Write the entries out again exactly as they stand, but without the pictures.

====== Material provided

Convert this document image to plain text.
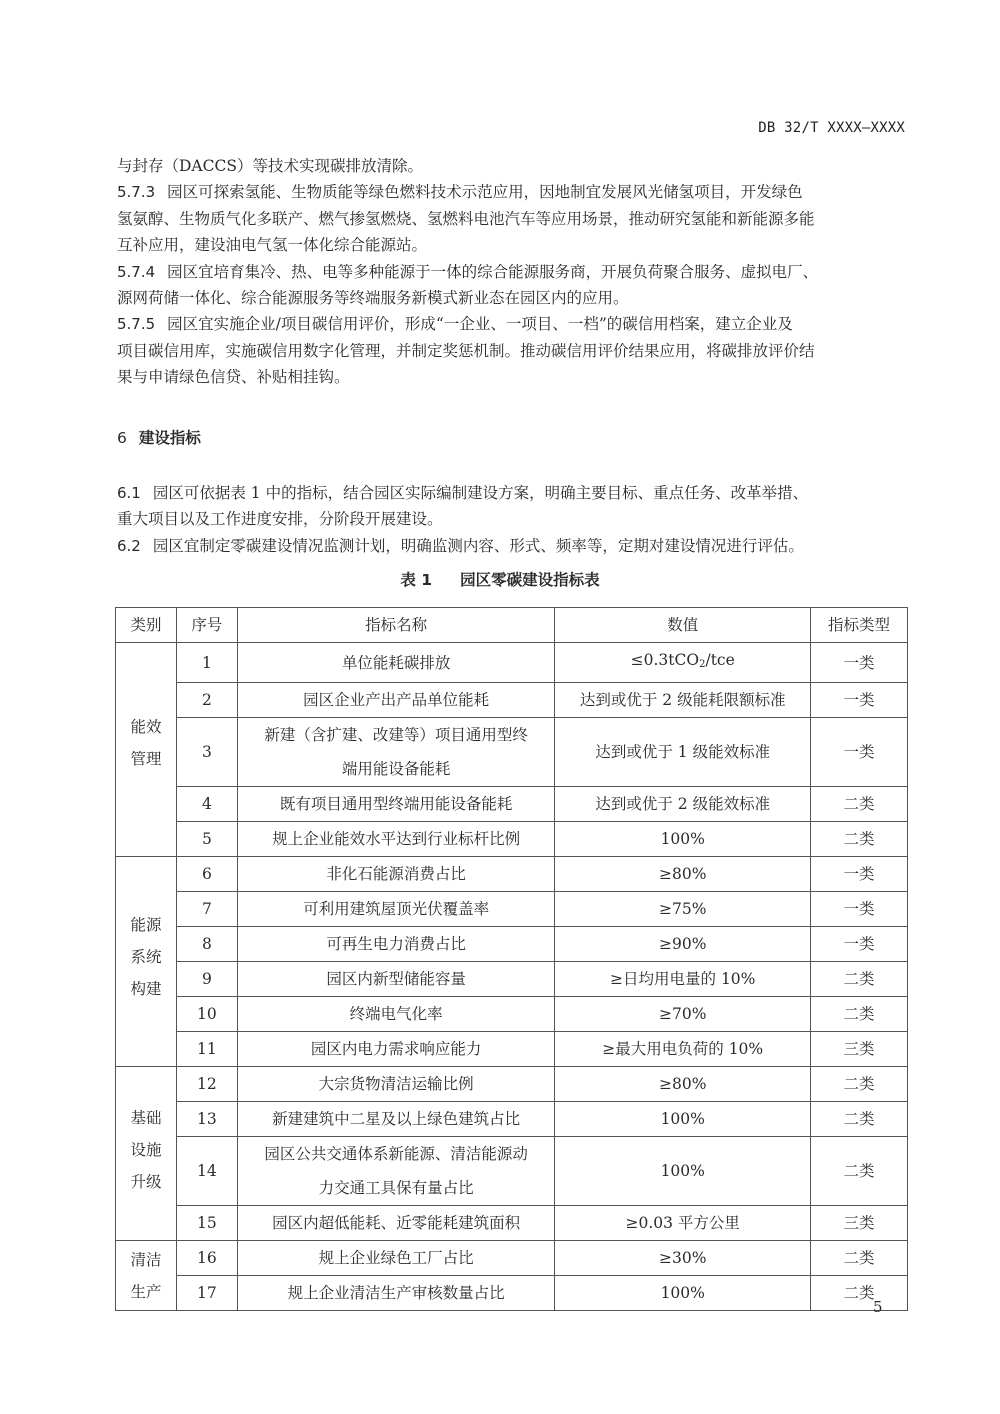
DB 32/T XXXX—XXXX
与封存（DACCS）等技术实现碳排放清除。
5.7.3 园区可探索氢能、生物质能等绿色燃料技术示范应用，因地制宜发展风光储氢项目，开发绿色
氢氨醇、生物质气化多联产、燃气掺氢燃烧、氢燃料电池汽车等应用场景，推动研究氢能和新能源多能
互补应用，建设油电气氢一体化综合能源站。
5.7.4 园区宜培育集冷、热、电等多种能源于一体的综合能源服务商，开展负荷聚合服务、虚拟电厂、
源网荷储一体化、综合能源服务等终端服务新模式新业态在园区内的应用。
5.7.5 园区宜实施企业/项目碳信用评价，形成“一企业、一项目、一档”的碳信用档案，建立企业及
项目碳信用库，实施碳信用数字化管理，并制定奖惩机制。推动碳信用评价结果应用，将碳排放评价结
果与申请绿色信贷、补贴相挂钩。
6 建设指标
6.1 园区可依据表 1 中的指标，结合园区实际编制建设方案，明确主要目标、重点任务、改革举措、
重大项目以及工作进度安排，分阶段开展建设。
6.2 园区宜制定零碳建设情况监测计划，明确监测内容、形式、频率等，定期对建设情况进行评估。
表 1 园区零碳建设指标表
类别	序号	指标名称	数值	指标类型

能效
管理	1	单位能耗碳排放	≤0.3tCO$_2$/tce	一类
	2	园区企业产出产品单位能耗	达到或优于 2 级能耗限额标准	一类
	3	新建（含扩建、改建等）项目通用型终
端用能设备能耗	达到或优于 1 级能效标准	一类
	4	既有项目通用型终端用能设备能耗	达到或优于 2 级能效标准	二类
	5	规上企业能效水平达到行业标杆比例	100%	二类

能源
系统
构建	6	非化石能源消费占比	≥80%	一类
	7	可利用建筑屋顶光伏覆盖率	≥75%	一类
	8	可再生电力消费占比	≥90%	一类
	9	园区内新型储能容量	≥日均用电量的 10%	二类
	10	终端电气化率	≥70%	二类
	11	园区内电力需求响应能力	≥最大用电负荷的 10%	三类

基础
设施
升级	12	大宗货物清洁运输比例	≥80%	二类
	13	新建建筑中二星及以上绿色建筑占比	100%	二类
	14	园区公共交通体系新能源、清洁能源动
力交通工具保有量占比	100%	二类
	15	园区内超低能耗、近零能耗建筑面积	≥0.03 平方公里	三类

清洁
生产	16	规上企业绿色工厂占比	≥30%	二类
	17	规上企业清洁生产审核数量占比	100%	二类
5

============

## [Finished task]
Convert this document image to plain text.
DB 32/T XXXX—XXXX
与封存（DACCS）等技术实现碳排放清除。
5.7.3 园区可探索氢能、生物质能等绿色燃料技术示范应用，因地制宜发展风光储氢项目，开发绿色
氢氨醇、生物质气化多联产、燃气掺氢燃烧、氢燃料电池汽车等应用场景，推动研究氢能和新能源多能
互补应用，建设油电气氢一体化综合能源站。
5.7.4 园区宜培育集冷、热、电等多种能源于一体的综合能源服务商，开展负荷聚合服务、虚拟电厂、
源网荷储一体化、综合能源服务等终端服务新模式新业态在园区内的应用。
5.7.5 园区宜实施企业/项目碳信用评价，形成“一企业、一项目、一档”的碳信用档案，建立企业及
项目碳信用库，实施碳信用数字化管理，并制定奖惩机制。推动碳信用评价结果应用，将碳排放评价结
果与申请绿色信贷、补贴相挂钩。
6 建设指标
6.1 园区可依据表 1 中的指标，结合园区实际编制建设方案，明确主要目标、重点任务、改革举措、
重大项目以及工作进度安排，分阶段开展建设。
6.2 园区宜制定零碳建设情况监测计划，明确监测内容、形式、频率等，定期对建设情况进行评估。
表 1 园区零碳建设指标表
类别	序号	指标名称	数值	指标类型

能效
管理	1	单位能耗碳排放	≤0.3tCO$_2$/tce	一类
	2	园区企业产出产品单位能耗	达到或优于 2 级能耗限额标准	一类
	3	新建（含扩建、改建等）项目通用型终
端用能设备能耗	达到或优于 1 级能效标准	一类
	4	既有项目通用型终端用能设备能耗	达到或优于 2 级能效标准	二类
	5	规上企业能效水平达到行业标杆比例	100%	二类

能源
系统
构建	6	非化石能源消费占比	≥80%	一类
	7	可利用建筑屋顶光伏覆盖率	≥75%	一类
	8	可再生电力消费占比	≥90%	一类
	9	园区内新型储能容量	≥日均用电量的 10%	二类
	10	终端电气化率	≥70%	二类
	11	园区内电力需求响应能力	≥最大用电负荷的 10%	三类

基础
设施
升级	12	大宗货物清洁运输比例	≥80%	二类
	13	新建建筑中二星及以上绿色建筑占比	100%	二类
	14	园区公共交通体系新能源、清洁能源动
力交通工具保有量占比	100%	二类
	15	园区内超低能耗、近零能耗建筑面积	≥0.03 平方公里	三类

清洁
生产	16	规上企业绿色工厂占比	≥30%	二类
	17	规上企业清洁生产审核数量占比	100%	二类
5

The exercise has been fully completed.